**To do**
In the entries that follow, count each line containing "Raphael" and state the total, nothing more.

**Data entries**
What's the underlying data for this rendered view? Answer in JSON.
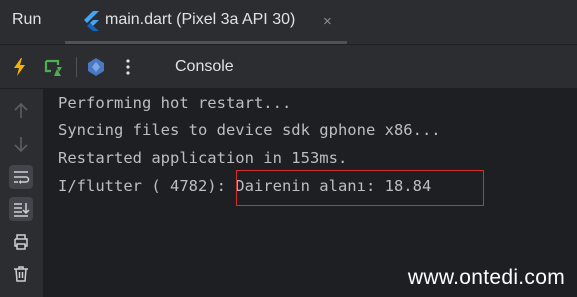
{
  "toolwindow": {
    "title": "Run"
  },
  "tab": {
    "label": "main.dart (Pixel 3a API 30)",
    "close": "×"
  },
  "toolbar": {
    "console_label": "Console"
  },
  "console": {
    "lines": [
      "Performing hot restart...",
      "Syncing files to device sdk gphone x86...",
      "Restarted application in 153ms.",
      "I/flutter ( 4782): Dairenin alanı: 18.84"
    ]
  },
  "watermark": "www.ontedi.com",
  "colors": {
    "accent_lightning": "#f4b400",
    "accent_restart": "#4caf50",
    "highlight_border": "#d32f2f"
  }
}
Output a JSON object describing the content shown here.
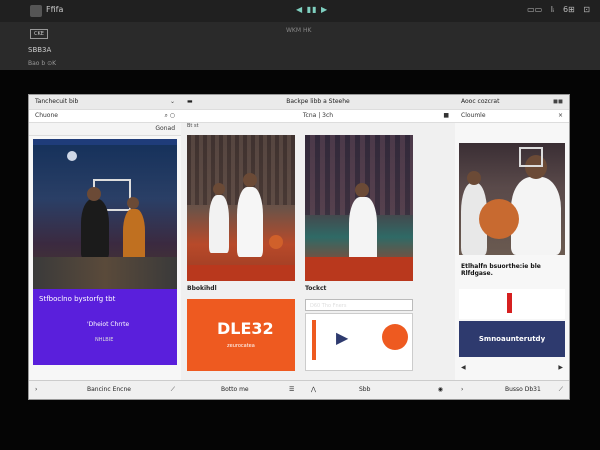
{
  "topbar": {
    "app_name": "Ffifa",
    "controls": "◀ ▮▮ ▶",
    "right_items": [
      "▭▭",
      "lᵢ",
      "6⊞",
      "⊡"
    ]
  },
  "subbar": {
    "badge": "CKE",
    "title": "WKM HK",
    "label": "SBB3A",
    "sublabel": "Bao b ⊙K"
  },
  "panel1": {
    "header": "Tanchecuit bib",
    "header_icon": "⌄",
    "tab": "Chuone",
    "tab_action": "Gonad",
    "banner_title": "Stfboclno bystorfg tbt",
    "banner_body": "'Dheiot Chrrte",
    "banner_note": "NHLBIE",
    "footer": "Bancinc Encne"
  },
  "panel2": {
    "header": "Backpe libb a Steehe",
    "tab": "Tcna | 3ch",
    "card_a_caption": "Bbokihdl",
    "card_a_title": "DLE32",
    "card_a_sub": "zeurocatea",
    "card_a_footer": "Botto me",
    "card_b_caption": "Tockct",
    "card_b_input": "D60 Tho Fners",
    "card_b_footer": "Sbb",
    "left_label": "Bt st"
  },
  "panel3": {
    "header": "Aooc cozcrat",
    "tab": "Cloumle",
    "headline": "Etlhalfn bsuorthe:ie ble Rlfdgase.",
    "promo": "Smnoaunterutdy",
    "footer": "Busso Db31"
  },
  "colors": {
    "purple": "#5a1fdc",
    "orange": "#ee5a20",
    "navy": "#2e3a6e",
    "court_red": "#b9381d"
  }
}
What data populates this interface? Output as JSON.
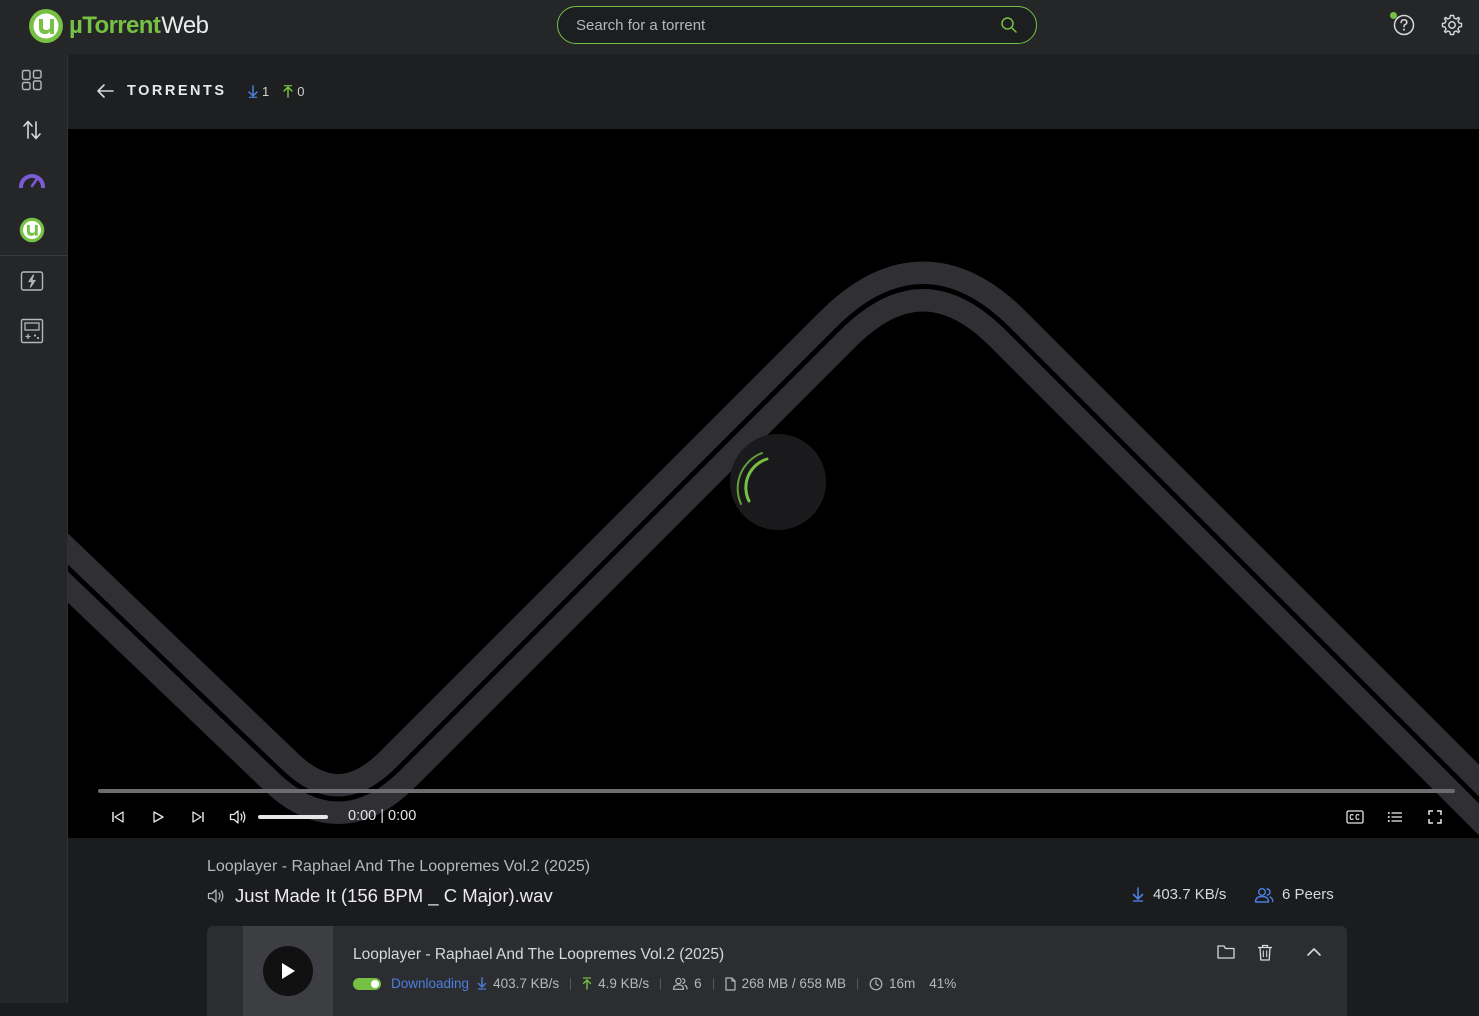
{
  "app": {
    "logo_brand": "µTorrent",
    "logo_suffix": "Web",
    "search_placeholder": "Search for a torrent"
  },
  "sidebar": {
    "items": [
      {
        "icon": "grid-icon"
      },
      {
        "icon": "transfer-arrows-icon"
      },
      {
        "icon": "speedometer-icon",
        "active_color": "#7b5bd6"
      },
      {
        "icon": "utorrent-logo-icon"
      },
      {
        "icon": "lightning-card-icon"
      },
      {
        "icon": "game-console-icon"
      }
    ]
  },
  "subheader": {
    "title": "TORRENTS",
    "down_count": "1",
    "up_count": "0"
  },
  "player": {
    "time": "0:00 | 0:00"
  },
  "now_playing": {
    "album": "Looplayer - Raphael And The Loopremes Vol.2 (2025)",
    "file": "Just Made It (156 BPM _ C Major).wav",
    "download_speed": "403.7 KB/s",
    "peers": "6 Peers"
  },
  "torrent_card": {
    "title": "Looplayer - Raphael And The Loopremes Vol.2 (2025)",
    "status": "Downloading",
    "down_speed": "403.7 KB/s",
    "up_speed": "4.9 KB/s",
    "peers": "6",
    "size": "268 MB / 658 MB",
    "eta": "16m",
    "percent": "41%",
    "progress": 0.41
  },
  "colors": {
    "accent_green": "#76c043",
    "accent_blue": "#4a7fe0",
    "accent_purple": "#7b5bd6"
  }
}
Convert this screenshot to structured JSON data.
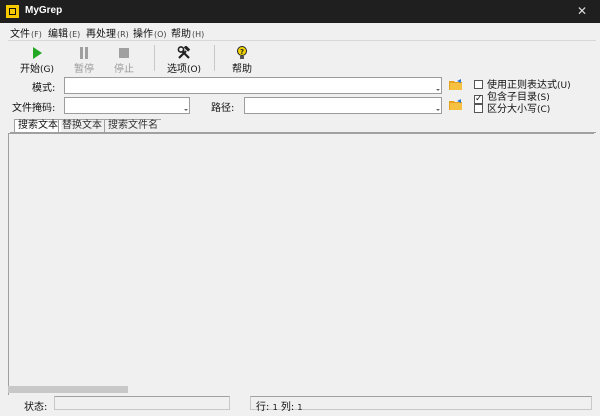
{
  "window": {
    "title": "MyGrep",
    "close_glyph": "✕"
  },
  "menu": [
    {
      "label": "文件",
      "accel": "(F)"
    },
    {
      "label": "编辑",
      "accel": "(E)"
    },
    {
      "label": "再处理",
      "accel": "(R)"
    },
    {
      "label": "操作",
      "accel": "(O)"
    },
    {
      "label": "帮助",
      "accel": "(H)"
    }
  ],
  "toolbar": {
    "start": {
      "label": "开始",
      "accel": "(G)",
      "icon": "play-icon",
      "color": "#22a822"
    },
    "pause": {
      "label": "暂停",
      "icon": "pause-icon",
      "disabled": true
    },
    "stop": {
      "label": "停止",
      "icon": "stop-icon",
      "disabled": true
    },
    "options": {
      "label": "选项",
      "accel": "(O)",
      "icon": "tools-icon"
    },
    "help": {
      "label": "帮助",
      "icon": "question-bulb-icon"
    }
  },
  "form": {
    "pattern_label": "模式:",
    "pattern_value": "",
    "file_mask_label": "文件掩码:",
    "file_mask_value": "",
    "path_label": "路径:",
    "path_value": ""
  },
  "options": [
    {
      "label": "使用正则表达式",
      "accel": "(U)",
      "checked": false
    },
    {
      "label": "包含子目录",
      "accel": "(S)",
      "checked": true
    },
    {
      "label": "区分大小写",
      "accel": "(C)",
      "checked": false
    }
  ],
  "tabs": [
    {
      "label": "搜索文本",
      "active": true
    },
    {
      "label": "替换文本",
      "active": false
    },
    {
      "label": "搜索文件名",
      "active": false
    }
  ],
  "status": {
    "status_label": "状态:",
    "status_value": "",
    "row_label": "行:",
    "row_value": "1",
    "col_label": "列:",
    "col_value": "1"
  }
}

**Task answer**
2